__Problem requirements__
Write out the records below word for word, please.

[Chart and figure data]
►

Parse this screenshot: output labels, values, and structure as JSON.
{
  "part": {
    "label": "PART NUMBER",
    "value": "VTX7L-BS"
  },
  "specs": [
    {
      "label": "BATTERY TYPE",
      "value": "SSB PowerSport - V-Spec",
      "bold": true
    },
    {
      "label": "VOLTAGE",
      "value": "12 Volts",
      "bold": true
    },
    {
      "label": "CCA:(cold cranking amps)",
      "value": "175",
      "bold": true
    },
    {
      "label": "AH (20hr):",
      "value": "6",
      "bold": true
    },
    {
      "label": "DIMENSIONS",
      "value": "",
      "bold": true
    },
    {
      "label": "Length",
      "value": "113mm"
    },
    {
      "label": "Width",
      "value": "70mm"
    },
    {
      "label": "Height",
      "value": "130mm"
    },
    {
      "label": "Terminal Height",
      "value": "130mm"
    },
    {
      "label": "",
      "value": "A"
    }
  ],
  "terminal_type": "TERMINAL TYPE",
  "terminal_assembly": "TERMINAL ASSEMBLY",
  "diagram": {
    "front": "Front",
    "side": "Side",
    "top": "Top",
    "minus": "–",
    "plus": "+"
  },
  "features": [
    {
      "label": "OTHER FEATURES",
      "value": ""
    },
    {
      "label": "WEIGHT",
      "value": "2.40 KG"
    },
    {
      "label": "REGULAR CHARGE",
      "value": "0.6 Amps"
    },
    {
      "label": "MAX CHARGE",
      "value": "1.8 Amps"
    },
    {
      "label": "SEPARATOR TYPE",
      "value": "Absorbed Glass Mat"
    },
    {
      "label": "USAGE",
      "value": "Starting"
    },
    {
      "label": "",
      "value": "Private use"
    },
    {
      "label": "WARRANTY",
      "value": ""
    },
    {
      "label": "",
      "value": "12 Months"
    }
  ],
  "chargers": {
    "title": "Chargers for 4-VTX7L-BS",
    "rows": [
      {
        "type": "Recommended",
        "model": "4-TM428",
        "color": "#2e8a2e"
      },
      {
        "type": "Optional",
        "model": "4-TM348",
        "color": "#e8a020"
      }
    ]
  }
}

◄

__Task output__
Parse this screenshot: output labels, values, and structure as JSON.
{
  "part": {
    "label": "PART NUMBER",
    "value": "VTX7L-BS"
  },
  "specs": [
    {
      "label": "BATTERY TYPE",
      "value": "SSB PowerSport - V-Spec",
      "bold": true
    },
    {
      "label": "VOLTAGE",
      "value": "12 Volts",
      "bold": true
    },
    {
      "label": "CCA:(cold cranking amps)",
      "value": "175",
      "bold": true
    },
    {
      "label": "AH (20hr):",
      "value": "6",
      "bold": true
    },
    {
      "label": "DIMENSIONS",
      "value": "",
      "bold": true
    },
    {
      "label": "Length",
      "value": "113mm"
    },
    {
      "label": "Width",
      "value": "70mm"
    },
    {
      "label": "Height",
      "value": "130mm"
    },
    {
      "label": "Terminal Height",
      "value": "130mm"
    },
    {
      "label": "",
      "value": "A"
    }
  ],
  "terminal_type": "TERMINAL TYPE",
  "terminal_assembly": "TERMINAL ASSEMBLY",
  "diagram": {
    "front": "Front",
    "side": "Side",
    "top": "Top",
    "minus": "–",
    "plus": "+"
  },
  "features": [
    {
      "label": "OTHER FEATURES",
      "value": ""
    },
    {
      "label": "WEIGHT",
      "value": "2.40 KG"
    },
    {
      "label": "REGULAR CHARGE",
      "value": "0.6 Amps"
    },
    {
      "label": "MAX CHARGE",
      "value": "1.8 Amps"
    },
    {
      "label": "SEPARATOR TYPE",
      "value": "Absorbed Glass Mat"
    },
    {
      "label": "USAGE",
      "value": "Starting"
    },
    {
      "label": "",
      "value": "Private use"
    },
    {
      "label": "WARRANTY",
      "value": ""
    },
    {
      "label": "",
      "value": "12 Months"
    }
  ],
  "chargers": {
    "title": "Chargers for 4-VTX7L-BS",
    "rows": [
      {
        "type": "Recommended",
        "model": "4-TM428",
        "color": "#2e8a2e"
      },
      {
        "type": "Optional",
        "model": "4-TM348",
        "color": "#e8a020"
      }
    ]
  }
}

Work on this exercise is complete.